Stored data entries
════════════════════
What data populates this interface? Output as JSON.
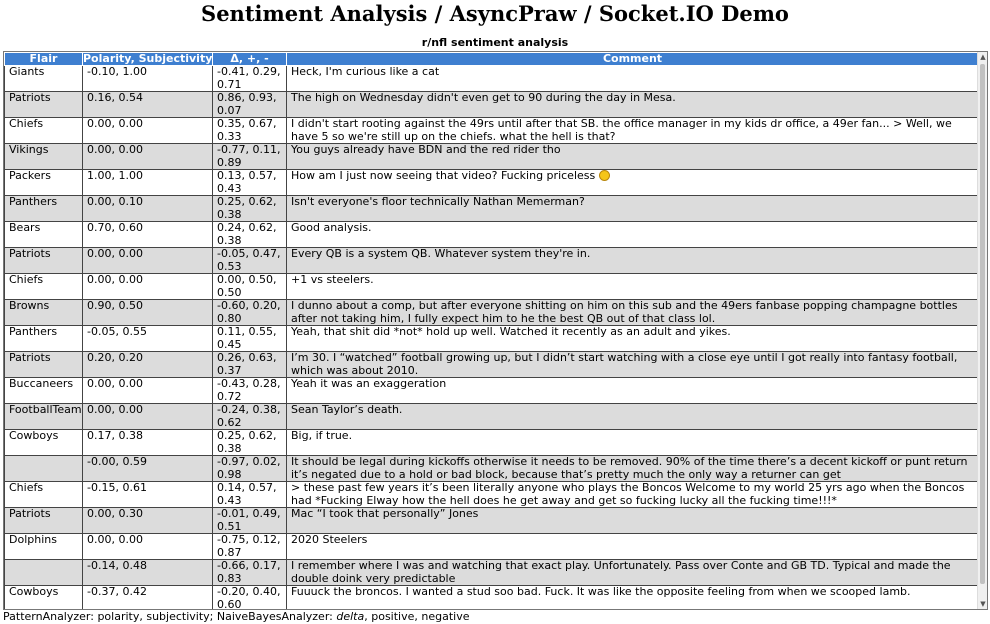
{
  "page": {
    "title": "Sentiment Analysis / AsyncPraw / Socket.IO Demo",
    "section_title": "r/nfl sentiment analysis"
  },
  "table": {
    "headers": {
      "flair": "Flair",
      "polarity": "Polarity, Subjectivity",
      "naive_bayes": "Δ, +, -",
      "comment": "Comment"
    },
    "rows": [
      {
        "flair": "Giants",
        "polarity": "-0.10, 1.00",
        "nb": "-0.41, 0.29, 0.71",
        "comment": "Heck, I'm curious like a cat"
      },
      {
        "flair": "Patriots",
        "polarity": "0.16, 0.54",
        "nb": "0.86, 0.93, 0.07",
        "comment": "The high on Wednesday didn't even get to 90 during the day in Mesa."
      },
      {
        "flair": "Chiefs",
        "polarity": "0.00, 0.00",
        "nb": "0.35, 0.67, 0.33",
        "comment": "I didn't start rooting against the 49rs until after that SB. the office manager in my kids dr office, a 49er fan... > Well, we have 5 so we're still up on the chiefs. what the hell is that?"
      },
      {
        "flair": "Vikings",
        "polarity": "0.00, 0.00",
        "nb": "-0.77, 0.11, 0.89",
        "comment": "You guys already have BDN and the red rider tho"
      },
      {
        "flair": "Packers",
        "polarity": "1.00, 1.00",
        "nb": "0.13, 0.57, 0.43",
        "comment": "How am I just now seeing that video? Fucking priceless",
        "emoji": true
      },
      {
        "flair": "Panthers",
        "polarity": "0.00, 0.10",
        "nb": "0.25, 0.62, 0.38",
        "comment": "Isn't everyone's floor technically Nathan Memerman?"
      },
      {
        "flair": "Bears",
        "polarity": "0.70, 0.60",
        "nb": "0.24, 0.62, 0.38",
        "comment": "Good analysis."
      },
      {
        "flair": "Patriots",
        "polarity": "0.00, 0.00",
        "nb": "-0.05, 0.47, 0.53",
        "comment": "Every QB is a system QB. Whatever system they're in."
      },
      {
        "flair": "Chiefs",
        "polarity": "0.00, 0.00",
        "nb": "0.00, 0.50, 0.50",
        "comment": "+1 vs steelers."
      },
      {
        "flair": "Browns",
        "polarity": "0.90, 0.50",
        "nb": "-0.60, 0.20, 0.80",
        "comment": "I dunno about a comp, but after everyone shitting on him on this sub and the 49ers fanbase popping champagne bottles after not taking him, I fully expect him to he the best QB out of that class lol."
      },
      {
        "flair": "Panthers",
        "polarity": "-0.05, 0.55",
        "nb": "0.11, 0.55, 0.45",
        "comment": "Yeah, that shit did *not* hold up well. Watched it recently as an adult and yikes."
      },
      {
        "flair": "Patriots",
        "polarity": "0.20, 0.20",
        "nb": "0.26, 0.63, 0.37",
        "comment": "I’m 30. I “watched” football growing up, but I didn’t start watching with a close eye until I got really into fantasy football, which was about 2010."
      },
      {
        "flair": "Buccaneers",
        "polarity": "0.00, 0.00",
        "nb": "-0.43, 0.28, 0.72",
        "comment": "Yeah it was an exaggeration"
      },
      {
        "flair": "FootballTeam",
        "polarity": "0.00, 0.00",
        "nb": "-0.24, 0.38, 0.62",
        "comment": "Sean Taylor’s death."
      },
      {
        "flair": "Cowboys",
        "polarity": "0.17, 0.38",
        "nb": "0.25, 0.62, 0.38",
        "comment": "Big, if true."
      },
      {
        "flair": "",
        "polarity": "-0.00, 0.59",
        "nb": "-0.97, 0.02, 0.98",
        "comment": "It should be legal during kickoffs otherwise it needs to be removed. 90% of the time there’s a decent kickoff or punt return it’s negated due to a hold or bad block, because that’s pretty much the only way a returner can get"
      },
      {
        "flair": "Chiefs",
        "polarity": "-0.15, 0.61",
        "nb": "0.14, 0.57, 0.43",
        "comment": "> these past few years it’s been literally anyone who plays the Boncos Welcome to my world 25 yrs ago when the Boncos had *Fucking Elway how the hell does he get away and get so fucking lucky all the fucking time!!!*"
      },
      {
        "flair": "Patriots",
        "polarity": "0.00, 0.30",
        "nb": "-0.01, 0.49, 0.51",
        "comment": "Mac “I took that personally” Jones"
      },
      {
        "flair": "Dolphins",
        "polarity": "0.00, 0.00",
        "nb": "-0.75, 0.12, 0.87",
        "comment": "2020 Steelers"
      },
      {
        "flair": "",
        "polarity": "-0.14, 0.48",
        "nb": "-0.66, 0.17, 0.83",
        "comment": "I remember where I was and watching that exact play. Unfortunately. Pass over Conte and GB TD. Typical and made the double doink very predictable"
      },
      {
        "flair": "Cowboys",
        "polarity": "-0.37, 0.42",
        "nb": "-0.20, 0.40, 0.60",
        "comment": "Fuuuck the broncos. I wanted a stud soo bad. Fuck. It was like the opposite feeling from when we scooped lamb."
      }
    ]
  },
  "footer": {
    "prefix": "PatternAnalyzer: polarity, subjectivity; NaiveBayesAnalyzer: ",
    "delta": "delta",
    "suffix": ", positive, negative"
  },
  "colors": {
    "header_bg": "#3e7fd0",
    "row_alt_bg": "#dcdcdc"
  },
  "icons": {
    "emoji": "grinning-face-emoji"
  }
}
════════════════════
Problem description: Gather each line that holds "this".

Expected answer:
What data populates this interface? Output as JSON.
        "comment": "I dunno about a comp, but after everyone shitting on him on this sub and the 49ers fanbase popping champagne bottles after not taking him, I fully expect him to he the best QB out of that class lol."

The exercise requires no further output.